Data entries

# # #

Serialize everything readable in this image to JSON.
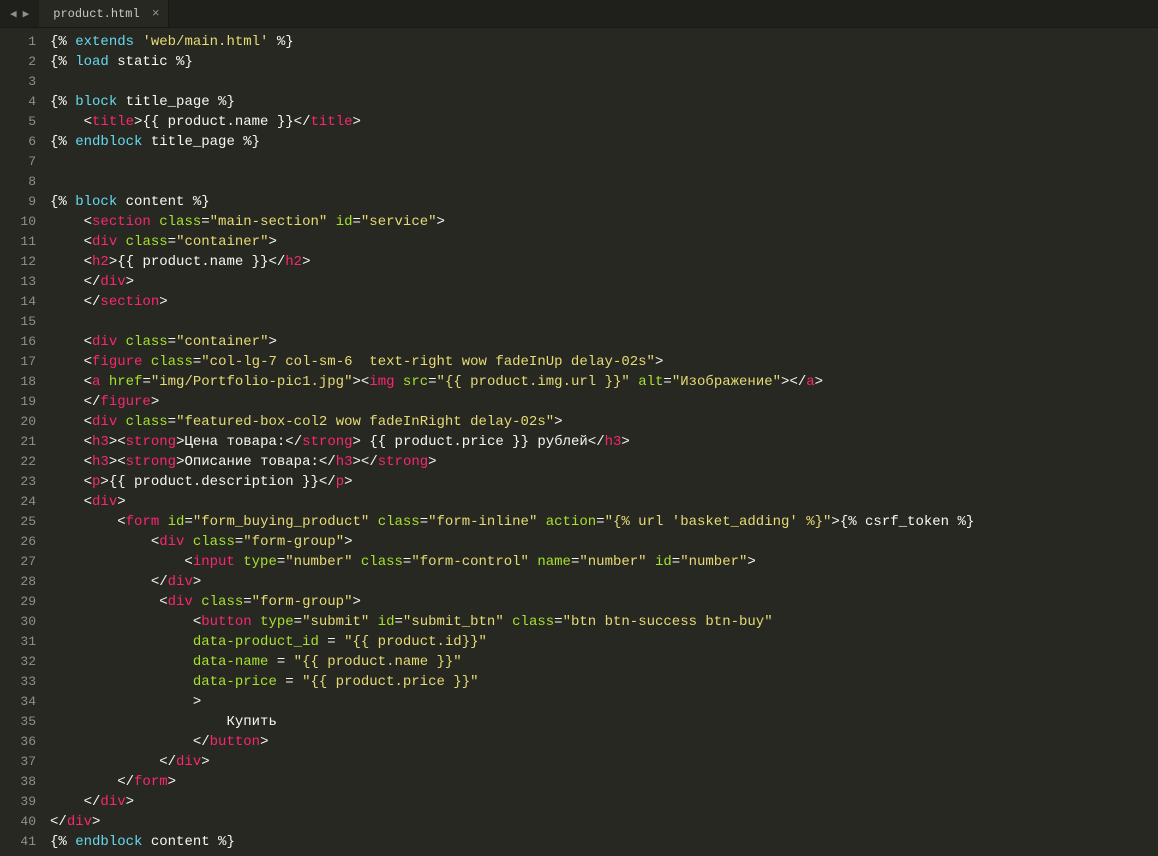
{
  "tab": {
    "filename": "product.html",
    "close": "×"
  },
  "nav": {
    "left": "◀",
    "right": "▶"
  },
  "lines": [
    {
      "n": 1,
      "indent": "",
      "tokens": [
        [
          "tmpl",
          "{% "
        ],
        [
          "kw",
          "extends"
        ],
        [
          "tmpl",
          " "
        ],
        [
          "str",
          "'web/main.html'"
        ],
        [
          "tmpl",
          " %}"
        ]
      ]
    },
    {
      "n": 2,
      "indent": "",
      "tokens": [
        [
          "tmpl",
          "{% "
        ],
        [
          "kw",
          "load"
        ],
        [
          "tmpl",
          " static %}"
        ]
      ]
    },
    {
      "n": 3,
      "indent": "",
      "tokens": []
    },
    {
      "n": 4,
      "indent": "",
      "tokens": [
        [
          "tmpl",
          "{% "
        ],
        [
          "kw",
          "block"
        ],
        [
          "tmpl",
          " title_page %}"
        ]
      ]
    },
    {
      "n": 5,
      "indent": "    ",
      "tokens": [
        [
          "punc",
          "<"
        ],
        [
          "tag",
          "title"
        ],
        [
          "punc",
          ">"
        ],
        [
          "tmpl",
          "{{ product.name }}"
        ],
        [
          "punc",
          "</"
        ],
        [
          "tag",
          "title"
        ],
        [
          "punc",
          ">"
        ]
      ]
    },
    {
      "n": 6,
      "indent": "",
      "tokens": [
        [
          "tmpl",
          "{% "
        ],
        [
          "kw",
          "endblock"
        ],
        [
          "tmpl",
          " title_page %}"
        ]
      ]
    },
    {
      "n": 7,
      "indent": "",
      "tokens": []
    },
    {
      "n": 8,
      "indent": "",
      "tokens": []
    },
    {
      "n": 9,
      "indent": "",
      "tokens": [
        [
          "tmpl",
          "{% "
        ],
        [
          "kw",
          "block"
        ],
        [
          "tmpl",
          " content %}"
        ]
      ]
    },
    {
      "n": 10,
      "indent": "    ",
      "tokens": [
        [
          "punc",
          "<"
        ],
        [
          "tag",
          "section"
        ],
        [
          "txt",
          " "
        ],
        [
          "attr",
          "class"
        ],
        [
          "punc",
          "="
        ],
        [
          "str",
          "\"main-section\""
        ],
        [
          "txt",
          " "
        ],
        [
          "attr",
          "id"
        ],
        [
          "punc",
          "="
        ],
        [
          "str",
          "\"service\""
        ],
        [
          "punc",
          ">"
        ]
      ]
    },
    {
      "n": 11,
      "indent": "    ",
      "tokens": [
        [
          "punc",
          "<"
        ],
        [
          "tag",
          "div"
        ],
        [
          "txt",
          " "
        ],
        [
          "attr",
          "class"
        ],
        [
          "punc",
          "="
        ],
        [
          "str",
          "\"container\""
        ],
        [
          "punc",
          ">"
        ]
      ]
    },
    {
      "n": 12,
      "indent": "    ",
      "tokens": [
        [
          "punc",
          "<"
        ],
        [
          "tag",
          "h2"
        ],
        [
          "punc",
          ">"
        ],
        [
          "tmpl",
          "{{ product.name }}"
        ],
        [
          "punc",
          "</"
        ],
        [
          "tag",
          "h2"
        ],
        [
          "punc",
          ">"
        ]
      ]
    },
    {
      "n": 13,
      "indent": "    ",
      "tokens": [
        [
          "punc",
          "</"
        ],
        [
          "tag",
          "div"
        ],
        [
          "punc",
          ">"
        ]
      ]
    },
    {
      "n": 14,
      "indent": "    ",
      "tokens": [
        [
          "punc",
          "</"
        ],
        [
          "tag",
          "section"
        ],
        [
          "punc",
          ">"
        ]
      ]
    },
    {
      "n": 15,
      "indent": "",
      "tokens": []
    },
    {
      "n": 16,
      "indent": "    ",
      "tokens": [
        [
          "punc",
          "<"
        ],
        [
          "tag",
          "div"
        ],
        [
          "txt",
          " "
        ],
        [
          "attr",
          "class"
        ],
        [
          "punc",
          "="
        ],
        [
          "str",
          "\"container\""
        ],
        [
          "punc",
          ">"
        ]
      ]
    },
    {
      "n": 17,
      "indent": "    ",
      "tokens": [
        [
          "punc",
          "<"
        ],
        [
          "tag",
          "figure"
        ],
        [
          "txt",
          " "
        ],
        [
          "attr",
          "class"
        ],
        [
          "punc",
          "="
        ],
        [
          "str",
          "\"col-lg-7 col-sm-6  text-right wow fadeInUp delay-02s\""
        ],
        [
          "punc",
          ">"
        ]
      ]
    },
    {
      "n": 18,
      "indent": "    ",
      "tokens": [
        [
          "punc",
          "<"
        ],
        [
          "tag",
          "a"
        ],
        [
          "txt",
          " "
        ],
        [
          "attr",
          "href"
        ],
        [
          "punc",
          "="
        ],
        [
          "str",
          "\"img/Portfolio-pic1.jpg\""
        ],
        [
          "punc",
          ">"
        ],
        [
          "punc",
          "<"
        ],
        [
          "tag",
          "img"
        ],
        [
          "txt",
          " "
        ],
        [
          "attr",
          "src"
        ],
        [
          "punc",
          "="
        ],
        [
          "str",
          "\"{{ product.img.url }}\""
        ],
        [
          "txt",
          " "
        ],
        [
          "attr",
          "alt"
        ],
        [
          "punc",
          "="
        ],
        [
          "str",
          "\"Изображение\""
        ],
        [
          "punc",
          ">"
        ],
        [
          "punc",
          "</"
        ],
        [
          "tag",
          "a"
        ],
        [
          "punc",
          ">"
        ]
      ]
    },
    {
      "n": 19,
      "indent": "    ",
      "tokens": [
        [
          "punc",
          "</"
        ],
        [
          "tag",
          "figure"
        ],
        [
          "punc",
          ">"
        ]
      ]
    },
    {
      "n": 20,
      "indent": "    ",
      "tokens": [
        [
          "punc",
          "<"
        ],
        [
          "tag",
          "div"
        ],
        [
          "txt",
          " "
        ],
        [
          "attr",
          "class"
        ],
        [
          "punc",
          "="
        ],
        [
          "str",
          "\"featured-box-col2 wow fadeInRight delay-02s\""
        ],
        [
          "punc",
          ">"
        ]
      ]
    },
    {
      "n": 21,
      "indent": "    ",
      "tokens": [
        [
          "punc",
          "<"
        ],
        [
          "tag",
          "h3"
        ],
        [
          "punc",
          ">"
        ],
        [
          "punc",
          "<"
        ],
        [
          "tag",
          "strong"
        ],
        [
          "punc",
          ">"
        ],
        [
          "txt",
          "Цена товара:"
        ],
        [
          "punc",
          "</"
        ],
        [
          "tag",
          "strong"
        ],
        [
          "punc",
          ">"
        ],
        [
          "txt",
          " "
        ],
        [
          "tmpl",
          "{{ product.price }}"
        ],
        [
          "txt",
          " рублей"
        ],
        [
          "punc",
          "</"
        ],
        [
          "tag",
          "h3"
        ],
        [
          "punc",
          ">"
        ]
      ]
    },
    {
      "n": 22,
      "indent": "    ",
      "tokens": [
        [
          "punc",
          "<"
        ],
        [
          "tag",
          "h3"
        ],
        [
          "punc",
          ">"
        ],
        [
          "punc",
          "<"
        ],
        [
          "tag",
          "strong"
        ],
        [
          "punc",
          ">"
        ],
        [
          "txt",
          "Описание товара:"
        ],
        [
          "punc",
          "</"
        ],
        [
          "tag",
          "h3"
        ],
        [
          "punc",
          ">"
        ],
        [
          "punc",
          "</"
        ],
        [
          "tag",
          "strong"
        ],
        [
          "punc",
          ">"
        ]
      ]
    },
    {
      "n": 23,
      "indent": "    ",
      "tokens": [
        [
          "punc",
          "<"
        ],
        [
          "tag",
          "p"
        ],
        [
          "punc",
          ">"
        ],
        [
          "tmpl",
          "{{ product.description }}"
        ],
        [
          "punc",
          "</"
        ],
        [
          "tag",
          "p"
        ],
        [
          "punc",
          ">"
        ]
      ]
    },
    {
      "n": 24,
      "indent": "    ",
      "tokens": [
        [
          "punc",
          "<"
        ],
        [
          "tag",
          "div"
        ],
        [
          "punc",
          ">"
        ]
      ]
    },
    {
      "n": 25,
      "indent": "        ",
      "tokens": [
        [
          "punc",
          "<"
        ],
        [
          "tag",
          "form"
        ],
        [
          "txt",
          " "
        ],
        [
          "attr",
          "id"
        ],
        [
          "punc",
          "="
        ],
        [
          "str",
          "\"form_buying_product\""
        ],
        [
          "txt",
          " "
        ],
        [
          "attr",
          "class"
        ],
        [
          "punc",
          "="
        ],
        [
          "str",
          "\"form-inline\""
        ],
        [
          "txt",
          " "
        ],
        [
          "attr",
          "action"
        ],
        [
          "punc",
          "="
        ],
        [
          "str",
          "\"{% url 'basket_adding' %}\""
        ],
        [
          "punc",
          ">"
        ],
        [
          "tmpl",
          "{% csrf_token %}"
        ]
      ]
    },
    {
      "n": 26,
      "indent": "            ",
      "tokens": [
        [
          "punc",
          "<"
        ],
        [
          "tag",
          "div"
        ],
        [
          "txt",
          " "
        ],
        [
          "attr",
          "class"
        ],
        [
          "punc",
          "="
        ],
        [
          "str",
          "\"form-group\""
        ],
        [
          "punc",
          ">"
        ]
      ]
    },
    {
      "n": 27,
      "indent": "                ",
      "tokens": [
        [
          "punc",
          "<"
        ],
        [
          "tag",
          "input"
        ],
        [
          "txt",
          " "
        ],
        [
          "attr",
          "type"
        ],
        [
          "punc",
          "="
        ],
        [
          "str",
          "\"number\""
        ],
        [
          "txt",
          " "
        ],
        [
          "attr",
          "class"
        ],
        [
          "punc",
          "="
        ],
        [
          "str",
          "\"form-control\""
        ],
        [
          "txt",
          " "
        ],
        [
          "attr",
          "name"
        ],
        [
          "punc",
          "="
        ],
        [
          "str",
          "\"number\""
        ],
        [
          "txt",
          " "
        ],
        [
          "attr",
          "id"
        ],
        [
          "punc",
          "="
        ],
        [
          "str",
          "\"number\""
        ],
        [
          "punc",
          ">"
        ]
      ]
    },
    {
      "n": 28,
      "indent": "            ",
      "tokens": [
        [
          "punc",
          "</"
        ],
        [
          "tag",
          "div"
        ],
        [
          "punc",
          ">"
        ]
      ]
    },
    {
      "n": 29,
      "indent": "             ",
      "tokens": [
        [
          "punc",
          "<"
        ],
        [
          "tag",
          "div"
        ],
        [
          "txt",
          " "
        ],
        [
          "attr",
          "class"
        ],
        [
          "punc",
          "="
        ],
        [
          "str",
          "\"form-group\""
        ],
        [
          "punc",
          ">"
        ]
      ]
    },
    {
      "n": 30,
      "indent": "                 ",
      "tokens": [
        [
          "punc",
          "<"
        ],
        [
          "tag",
          "button"
        ],
        [
          "txt",
          " "
        ],
        [
          "attr",
          "type"
        ],
        [
          "punc",
          "="
        ],
        [
          "str",
          "\"submit\""
        ],
        [
          "txt",
          " "
        ],
        [
          "attr",
          "id"
        ],
        [
          "punc",
          "="
        ],
        [
          "str",
          "\"submit_btn\""
        ],
        [
          "txt",
          " "
        ],
        [
          "attr",
          "class"
        ],
        [
          "punc",
          "="
        ],
        [
          "str",
          "\"btn btn-success btn-buy\""
        ]
      ]
    },
    {
      "n": 31,
      "indent": "                 ",
      "tokens": [
        [
          "attr",
          "data-product_id"
        ],
        [
          "txt",
          " "
        ],
        [
          "punc",
          "="
        ],
        [
          "txt",
          " "
        ],
        [
          "str",
          "\"{{ product.id}}\""
        ]
      ]
    },
    {
      "n": 32,
      "indent": "                 ",
      "tokens": [
        [
          "attr",
          "data-name"
        ],
        [
          "txt",
          " "
        ],
        [
          "punc",
          "="
        ],
        [
          "txt",
          " "
        ],
        [
          "str",
          "\"{{ product.name }}\""
        ]
      ]
    },
    {
      "n": 33,
      "indent": "                 ",
      "tokens": [
        [
          "attr",
          "data-price"
        ],
        [
          "txt",
          " "
        ],
        [
          "punc",
          "="
        ],
        [
          "txt",
          " "
        ],
        [
          "str",
          "\"{{ product.price }}\""
        ]
      ]
    },
    {
      "n": 34,
      "indent": "                 ",
      "tokens": [
        [
          "punc",
          ">"
        ]
      ]
    },
    {
      "n": 35,
      "indent": "                     ",
      "tokens": [
        [
          "txt",
          "Купить"
        ]
      ]
    },
    {
      "n": 36,
      "indent": "                 ",
      "tokens": [
        [
          "punc",
          "</"
        ],
        [
          "tag",
          "button"
        ],
        [
          "punc",
          ">"
        ]
      ]
    },
    {
      "n": 37,
      "indent": "             ",
      "tokens": [
        [
          "punc",
          "</"
        ],
        [
          "tag",
          "div"
        ],
        [
          "punc",
          ">"
        ]
      ]
    },
    {
      "n": 38,
      "indent": "        ",
      "tokens": [
        [
          "punc",
          "</"
        ],
        [
          "tag",
          "form"
        ],
        [
          "punc",
          ">"
        ]
      ]
    },
    {
      "n": 39,
      "indent": "    ",
      "tokens": [
        [
          "punc",
          "</"
        ],
        [
          "tag",
          "div"
        ],
        [
          "punc",
          ">"
        ]
      ]
    },
    {
      "n": 40,
      "indent": "",
      "tokens": [
        [
          "punc",
          "</"
        ],
        [
          "tag",
          "div"
        ],
        [
          "punc",
          ">"
        ]
      ]
    },
    {
      "n": 41,
      "indent": "",
      "tokens": [
        [
          "tmpl",
          "{% "
        ],
        [
          "kw",
          "endblock"
        ],
        [
          "tmpl",
          " content %}"
        ]
      ]
    }
  ]
}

# # #

Your objective —
State how many lines above contain the string "html", with no other words.

Answer for the task —
2